[Data records]
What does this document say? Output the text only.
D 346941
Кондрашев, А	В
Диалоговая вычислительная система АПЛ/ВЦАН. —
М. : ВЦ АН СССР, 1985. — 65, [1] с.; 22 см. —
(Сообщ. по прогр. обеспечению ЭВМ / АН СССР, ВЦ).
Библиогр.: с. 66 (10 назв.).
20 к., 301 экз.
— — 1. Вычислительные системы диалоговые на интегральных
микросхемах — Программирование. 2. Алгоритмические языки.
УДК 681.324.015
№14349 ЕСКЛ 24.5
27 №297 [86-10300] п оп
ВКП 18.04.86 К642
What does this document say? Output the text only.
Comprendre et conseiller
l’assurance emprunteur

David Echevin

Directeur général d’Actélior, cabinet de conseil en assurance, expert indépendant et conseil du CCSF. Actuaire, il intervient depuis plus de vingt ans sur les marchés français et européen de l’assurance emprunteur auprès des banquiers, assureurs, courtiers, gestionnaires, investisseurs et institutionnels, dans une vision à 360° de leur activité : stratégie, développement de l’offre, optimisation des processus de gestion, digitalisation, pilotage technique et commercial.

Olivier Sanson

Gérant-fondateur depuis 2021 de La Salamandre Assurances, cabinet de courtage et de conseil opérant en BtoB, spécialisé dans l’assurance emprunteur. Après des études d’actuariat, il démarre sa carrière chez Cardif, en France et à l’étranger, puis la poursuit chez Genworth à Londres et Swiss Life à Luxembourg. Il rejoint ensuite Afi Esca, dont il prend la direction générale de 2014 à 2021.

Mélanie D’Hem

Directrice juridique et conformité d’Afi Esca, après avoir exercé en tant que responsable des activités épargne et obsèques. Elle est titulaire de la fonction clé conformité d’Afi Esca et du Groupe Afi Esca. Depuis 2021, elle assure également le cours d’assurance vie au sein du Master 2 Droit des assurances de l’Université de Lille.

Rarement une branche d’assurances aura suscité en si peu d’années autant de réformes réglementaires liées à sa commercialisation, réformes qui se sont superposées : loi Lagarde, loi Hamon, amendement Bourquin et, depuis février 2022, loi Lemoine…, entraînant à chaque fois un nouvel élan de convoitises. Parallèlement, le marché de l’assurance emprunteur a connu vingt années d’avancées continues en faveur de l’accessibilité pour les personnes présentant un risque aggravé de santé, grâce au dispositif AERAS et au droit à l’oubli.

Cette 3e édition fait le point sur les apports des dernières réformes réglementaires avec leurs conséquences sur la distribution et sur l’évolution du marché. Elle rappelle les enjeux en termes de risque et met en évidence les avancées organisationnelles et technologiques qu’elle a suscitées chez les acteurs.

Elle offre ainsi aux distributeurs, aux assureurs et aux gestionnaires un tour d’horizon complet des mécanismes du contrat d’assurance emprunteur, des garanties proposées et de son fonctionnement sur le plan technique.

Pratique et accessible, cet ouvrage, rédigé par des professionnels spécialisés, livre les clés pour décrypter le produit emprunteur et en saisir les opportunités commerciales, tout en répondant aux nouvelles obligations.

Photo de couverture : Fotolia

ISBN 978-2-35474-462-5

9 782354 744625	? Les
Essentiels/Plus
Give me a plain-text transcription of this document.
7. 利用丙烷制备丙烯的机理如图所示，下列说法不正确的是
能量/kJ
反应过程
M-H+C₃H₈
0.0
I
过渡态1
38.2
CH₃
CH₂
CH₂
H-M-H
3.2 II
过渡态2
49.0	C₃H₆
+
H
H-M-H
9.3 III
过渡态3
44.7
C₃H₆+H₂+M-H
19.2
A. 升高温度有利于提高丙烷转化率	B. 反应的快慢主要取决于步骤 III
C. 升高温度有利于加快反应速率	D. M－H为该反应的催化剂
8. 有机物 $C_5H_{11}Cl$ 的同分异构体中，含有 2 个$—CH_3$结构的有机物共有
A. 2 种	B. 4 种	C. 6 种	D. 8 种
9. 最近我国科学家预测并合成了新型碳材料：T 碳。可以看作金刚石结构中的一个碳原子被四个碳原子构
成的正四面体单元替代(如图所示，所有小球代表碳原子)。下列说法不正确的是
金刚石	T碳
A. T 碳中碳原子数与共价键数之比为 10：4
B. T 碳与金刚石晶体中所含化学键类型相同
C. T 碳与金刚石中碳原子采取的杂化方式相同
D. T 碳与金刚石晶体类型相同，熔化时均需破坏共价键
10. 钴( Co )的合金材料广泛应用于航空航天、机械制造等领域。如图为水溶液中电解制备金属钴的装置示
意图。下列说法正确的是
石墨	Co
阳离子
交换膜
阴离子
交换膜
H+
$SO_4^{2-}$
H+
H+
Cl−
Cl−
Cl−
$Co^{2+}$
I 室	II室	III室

## Written problem
Pull every line containing "СССР" from the material above.

## Result of this exercise
М. : ВЦ АН СССР, 1985. — 65, [1] с.; 22 см. —
(Сообщ. по прогр. обеспечению ЭВМ / АН СССР, ВЦ).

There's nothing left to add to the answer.